> Aim
Copy out every line of the items below without changing anything, and leave the pictures out.

* begin Records to use *

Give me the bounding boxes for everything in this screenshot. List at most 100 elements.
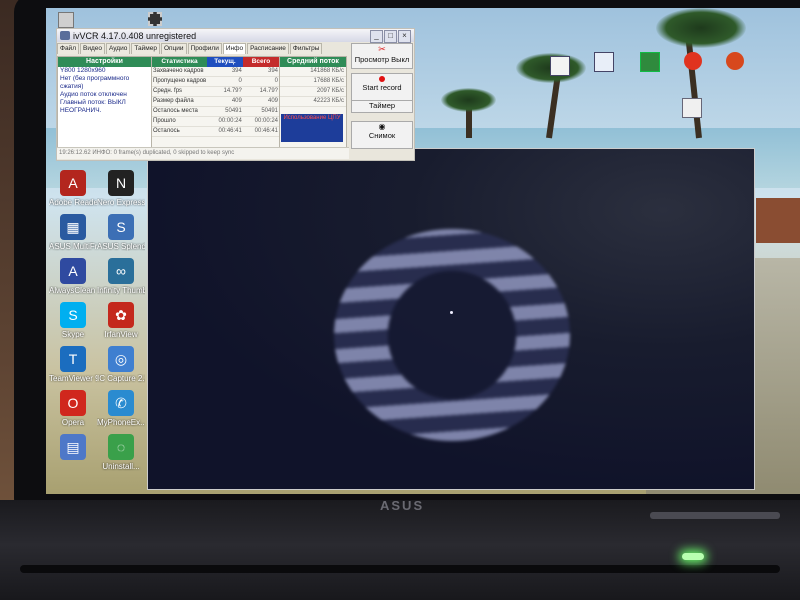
stat-name: Пропущено кадров — [153, 78, 207, 84]
stat-current: 0 — [238, 78, 242, 84]
palm-leaves — [441, 88, 496, 112]
settings-line: НЕОГРАНИЧ. — [60, 107, 102, 114]
stat-total: 00:00:24 — [254, 118, 279, 124]
table-row: Осталось 00:46:41 00:46:41 — [152, 127, 279, 137]
power-led — [682, 553, 704, 560]
app-shortcut-icon: ◎ — [108, 346, 134, 372]
snapshot-button[interactable]: ◉ Снимок — [351, 121, 413, 149]
stat-current: 50491 — [225, 108, 242, 114]
desktop-icon-shortcut[interactable] — [684, 52, 702, 70]
stat-total: 00:46:41 — [254, 128, 279, 134]
start-record-button[interactable]: Start record — [351, 73, 413, 101]
tab-item[interactable]: Таймер — [131, 43, 160, 54]
statistics-table: Статистика Текущ. Всего Захвачено кадров… — [151, 56, 280, 158]
tab-item[interactable]: Инфо — [222, 43, 247, 54]
statistics-rows: Захвачено кадров 394 394 Пропущено кадров 0 0… — [152, 67, 279, 137]
app-shortcut-icon: ∞ — [108, 258, 134, 284]
table-row: Захвачено кадров 394 394 — [152, 67, 279, 77]
tab-item[interactable]: Видео — [79, 43, 105, 54]
ivcr-window: ivVCR 4.17.0.408 unregistered _ □ × Файл… — [56, 28, 415, 161]
preview-button[interactable]: ✂ Просмотр Выкл — [351, 43, 413, 69]
settings-line: Y800 1280x960 — [60, 67, 106, 74]
table-row: Осталось места 50491 50491 — [152, 107, 279, 117]
close-button[interactable]: × — [398, 30, 411, 43]
stream-value: 42223 КБ/c — [280, 97, 346, 107]
palm-leaves — [656, 8, 746, 48]
stat-name: Осталось — [153, 128, 180, 134]
desktop-icon-label: ASUS Splendid Technology — [97, 242, 145, 251]
table-row: Прошло 00:00:24 00:00:24 — [152, 117, 279, 127]
status-bar: 19:26:12.62 ИНФО: 0 frame(s) duplicated,… — [57, 147, 349, 159]
stats-header-label: Статистика — [152, 57, 207, 67]
app-shortcut-icon: ◌ — [108, 434, 134, 460]
stat-total: 409 — [268, 98, 279, 104]
tab-item[interactable]: Расписание — [247, 43, 289, 54]
stat-current: 394 — [231, 68, 242, 74]
stats-header-current: Текущ. — [207, 57, 243, 67]
stream-value: 17688 КБ/c — [280, 77, 346, 87]
film-icon[interactable] — [148, 12, 162, 26]
desktop-icon-shortcut[interactable] — [594, 52, 614, 72]
control-panel: ✂ Просмотр Выкл Start record Таймер ◉ Сн… — [349, 43, 413, 158]
app-icon — [60, 31, 70, 40]
tab-item[interactable]: Файл — [57, 43, 79, 54]
start-record-label: Start record — [362, 83, 402, 92]
app-shortcut-icon: ✆ — [108, 390, 134, 416]
settings-line: Нет (без программного — [60, 75, 130, 82]
stream-header: Средний поток — [280, 57, 346, 67]
tab-item[interactable]: Фильтры — [289, 43, 323, 54]
desktop-icon-label: IrfanView — [104, 330, 138, 339]
stats-header-total: Всего — [243, 57, 279, 67]
camera-icon: ◉ — [378, 122, 386, 131]
desktop-icon-shortcut[interactable] — [726, 52, 744, 70]
stat-name: Размер файла — [153, 98, 194, 104]
stat-current: 409 — [231, 98, 242, 104]
tab-item[interactable]: Аудио — [105, 43, 131, 54]
laptop-hinge — [20, 565, 780, 573]
stat-name: Осталось места — [153, 108, 198, 114]
stat-name: Захвачено кадров — [153, 68, 204, 74]
desktop-icon-label: Uninstall... — [102, 462, 140, 471]
statistics-header: Статистика Текущ. Всего — [152, 57, 279, 67]
settings-lines: Y800 1280x960 Нет (без программного сжатия… — [58, 67, 151, 115]
timer-button[interactable]: Таймер — [351, 100, 413, 113]
brand-logo: ASUS — [380, 498, 425, 513]
snapshot-label: Снимок — [368, 131, 396, 140]
desktop-icon-label: IC Capture 2.2 — [97, 374, 145, 383]
minimize-button[interactable]: _ — [370, 30, 383, 43]
desktop-icon-top[interactable] — [58, 12, 74, 28]
stream-rows: 141868 КБ/c 17688 КБ/c 2097 КБ/c 42223 КБ/c — [280, 67, 346, 107]
window-title: ivVCR 4.17.0.408 unregistered — [73, 31, 197, 41]
wallpaper-house — [756, 198, 800, 243]
stat-total: 0 — [274, 78, 279, 84]
settings-line: Аудио поток отключен — [60, 91, 127, 98]
record-icon — [379, 76, 385, 82]
stat-name: Средн. fps — [153, 88, 183, 94]
desktop-icon-shortcut[interactable] — [640, 52, 660, 72]
stream-value: 2097 КБ/c — [280, 87, 346, 97]
stat-current: 00:00:24 — [218, 118, 242, 124]
preview-label: Просмотр Выкл — [354, 55, 410, 64]
app-shortcut-icon: ✿ — [108, 302, 134, 328]
settings-header: Настройки — [58, 57, 151, 67]
laptop-slot — [650, 512, 780, 519]
maximize-button[interactable]: □ — [384, 30, 397, 43]
desktop-icon-shortcut[interactable] — [682, 98, 702, 118]
desktop-icon-label: Infinity Thumbnail — [97, 286, 145, 295]
settings-panel: Настройки Y800 1280x960 Нет (без программ… — [57, 56, 152, 158]
desktop-icon-label: Nero Express Essentials — [97, 198, 145, 207]
stat-current: 14.79? — [223, 88, 242, 94]
stat-total: 50491 — [261, 108, 279, 114]
stat-total: 394 — [268, 68, 279, 74]
stat-current: 00:46:41 — [218, 128, 242, 134]
desktop-icon-shortcut[interactable] — [550, 56, 570, 76]
stream-panel: Средний поток 141868 КБ/c 17688 КБ/c 2097 … — [279, 56, 347, 158]
tab-item[interactable]: Опции — [160, 43, 187, 54]
table-row: Пропущено кадров 0 0 — [152, 77, 279, 87]
tab-item[interactable]: Профили — [187, 43, 222, 54]
settings-line: Главный поток: ВЫКЛ — [60, 99, 126, 106]
title-bar[interactable]: ivVCR 4.17.0.408 unregistered _ □ × — [57, 29, 414, 43]
video-preview-window[interactable] — [147, 148, 755, 490]
table-row: Средн. fps 14.79? 14.79? — [152, 87, 279, 97]
preview-icon: ✂ — [378, 44, 386, 54]
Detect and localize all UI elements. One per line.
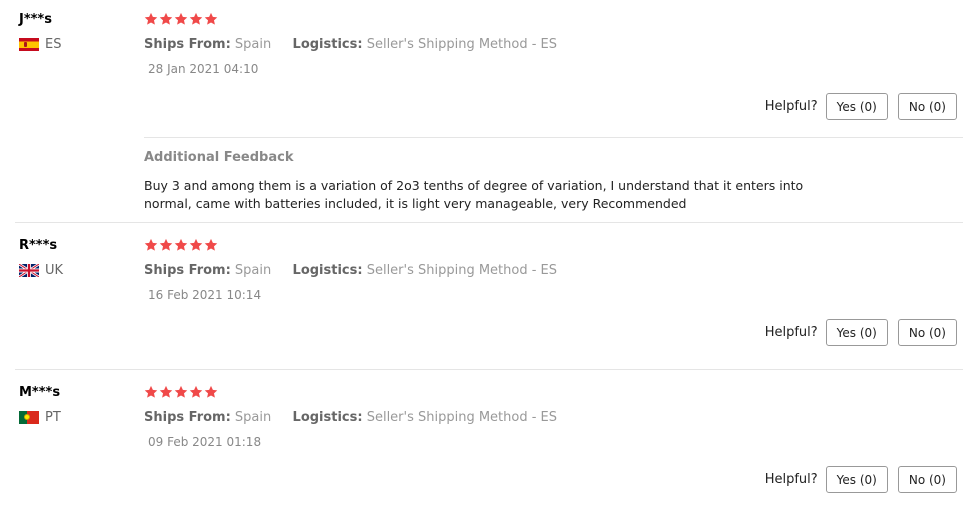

* end Records to use *

> Reply to the task
Give me the bounding boxes for everything in this screenshot. List at most 100 elements.
stat-name: Пропущено кадров — [153, 78, 207, 84]
stat-current: 0 — [238, 78, 242, 84]
palm-leaves — [441, 88, 496, 112]
settings-line: НЕОГРАНИЧ. — [60, 107, 102, 114]
stat-total: 00:00:24 — [254, 118, 279, 124]
table-row: Осталось 00:46:41 00:46:41 — [152, 127, 279, 137]
power-led — [682, 553, 704, 560]
app-shortcut-icon: ◎ — [108, 346, 134, 372]
snapshot-button[interactable]: ◉ Снимок — [351, 121, 413, 149]
stat-current: 50491 — [225, 108, 242, 114]
desktop-icon-shortcut[interactable] — [684, 52, 702, 70]
stat-total: 00:46:41 — [254, 128, 279, 134]
start-record-button[interactable]: Start record — [351, 73, 413, 101]
tab-item[interactable]: Таймер — [131, 43, 160, 54]
statistics-table: Статистика Текущ. Всего Захвачено кадров… — [151, 56, 280, 158]
tab-item[interactable]: Инфо — [222, 43, 247, 54]
statistics-rows: Захвачено кадров 394 394 Пропущено кадров 0 0… — [152, 67, 279, 137]
app-shortcut-icon: ∞ — [108, 258, 134, 284]
table-row: Захвачено кадров 394 394 — [152, 67, 279, 77]
tab-item[interactable]: Видео — [79, 43, 105, 54]
ivcr-window: ivVCR 4.17.0.408 unregistered _ □ × Файл… — [56, 28, 415, 161]
preview-button[interactable]: ✂ Просмотр Выкл — [351, 43, 413, 69]
settings-line: Y800 1280x960 — [60, 67, 106, 74]
table-row: Осталось места 50491 50491 — [152, 107, 279, 117]
close-button[interactable]: × — [398, 30, 411, 43]
stream-value: 42223 КБ/c — [280, 97, 346, 107]
palm-leaves — [656, 8, 746, 48]
stat-name: Осталось — [153, 128, 180, 134]
desktop-icon-label: ASUS Splendid Technology — [97, 242, 145, 251]
table-row: Прошло 00:00:24 00:00:24 — [152, 117, 279, 127]
status-bar: 19:26:12.62 ИНФО: 0 frame(s) duplicated,… — [57, 147, 349, 159]
stats-header-label: Статистика — [152, 57, 207, 67]
app-shortcut-icon: ◌ — [108, 434, 134, 460]
stat-total: 409 — [268, 98, 279, 104]
tab-item[interactable]: Расписание — [247, 43, 289, 54]
stat-current: 394 — [231, 68, 242, 74]
stats-header-current: Текущ. — [207, 57, 243, 67]
stream-value: 17688 КБ/c — [280, 77, 346, 87]
film-icon[interactable] — [148, 12, 162, 26]
desktop-icon-shortcut[interactable] — [594, 52, 614, 72]
control-panel: ✂ Просмотр Выкл Start record Таймер ◉ Сн… — [349, 43, 413, 158]
app-icon — [60, 31, 70, 40]
tab-item[interactable]: Файл — [57, 43, 79, 54]
start-record-label: Start record — [362, 83, 402, 92]
app-shortcut-icon: ✆ — [108, 390, 134, 416]
settings-line: Нет (без программного — [60, 75, 130, 82]
stream-header: Средний поток — [280, 57, 346, 67]
tab-item[interactable]: Фильтры — [289, 43, 323, 54]
desktop-icon-label: IrfanView — [104, 330, 138, 339]
stats-header-total: Всего — [243, 57, 279, 67]
camera-icon: ◉ — [378, 122, 386, 131]
desktop-icon-shortcut[interactable] — [726, 52, 744, 70]
stat-name: Размер файла — [153, 98, 194, 104]
stat-current: 409 — [231, 98, 242, 104]
tab-item[interactable]: Аудио — [105, 43, 131, 54]
laptop-hinge — [20, 565, 780, 573]
stat-name: Осталось места — [153, 108, 198, 114]
stat-name: Захвачено кадров — [153, 68, 204, 74]
desktop-icon-label: Uninstall... — [102, 462, 140, 471]
statistics-header: Статистика Текущ. Всего — [152, 57, 279, 67]
settings-lines: Y800 1280x960 Нет (без программного сжатия… — [58, 67, 151, 115]
timer-button[interactable]: Таймер — [351, 100, 413, 113]
brand-logo: ASUS — [380, 498, 425, 513]
snapshot-label: Снимок — [368, 131, 396, 140]
desktop-icon-label: IC Capture 2.2 — [97, 374, 145, 383]
minimize-button[interactable]: _ — [370, 30, 383, 43]
desktop-icon-top[interactable] — [58, 12, 74, 28]
stream-rows: 141868 КБ/c 17688 КБ/c 2097 КБ/c 42223 КБ/c — [280, 67, 346, 107]
window-title: ivVCR 4.17.0.408 unregistered — [73, 31, 197, 41]
wallpaper-house — [756, 198, 800, 243]
stat-total: 0 — [274, 78, 279, 84]
settings-line: Аудио поток отключен — [60, 91, 127, 98]
record-icon — [379, 76, 385, 82]
stat-name: Средн. fps — [153, 88, 183, 94]
desktop-icon-shortcut[interactable] — [640, 52, 660, 72]
stream-value: 2097 КБ/c — [280, 87, 346, 97]
stat-current: 00:00:24 — [218, 118, 242, 124]
preview-label: Просмотр Выкл — [354, 55, 410, 64]
app-shortcut-icon: ✿ — [108, 302, 134, 328]
settings-header: Настройки — [58, 57, 151, 67]
laptop-slot — [650, 512, 780, 519]
maximize-button[interactable]: □ — [384, 30, 397, 43]
desktop-icon-shortcut[interactable] — [682, 98, 702, 118]
desktop-icon-label: Infinity Thumbnail — [97, 286, 145, 295]
settings-panel: Настройки Y800 1280x960 Нет (без программ… — [57, 56, 152, 158]
desktop-icon-label: Nero Express Essentials — [97, 198, 145, 207]
stat-current: 14.79? — [223, 88, 242, 94]
stat-total: 50491 — [261, 108, 279, 114]
stat-total: 394 — [268, 68, 279, 74]
stat-current: 00:46:41 — [218, 128, 242, 134]
desktop-icon-shortcut[interactable] — [550, 56, 570, 76]
stream-panel: Средний поток 141868 КБ/c 17688 КБ/c 2097 … — [279, 56, 347, 158]
tab-item[interactable]: Опции — [160, 43, 187, 54]
table-row: Пропущено кадров 0 0 — [152, 77, 279, 87]
tab-item[interactable]: Профили — [187, 43, 222, 54]
settings-line: Главный поток: ВЫКЛ — [60, 99, 126, 106]
title-bar[interactable]: ivVCR 4.17.0.408 unregistered _ □ × — [57, 29, 414, 43]
video-preview-window[interactable] — [147, 148, 755, 490]
table-row: Средн. fps 14.79? 14.79? — [152, 87, 279, 97]
preview-icon: ✂ — [378, 44, 386, 54]
Detect and localize all UI elements. One per line.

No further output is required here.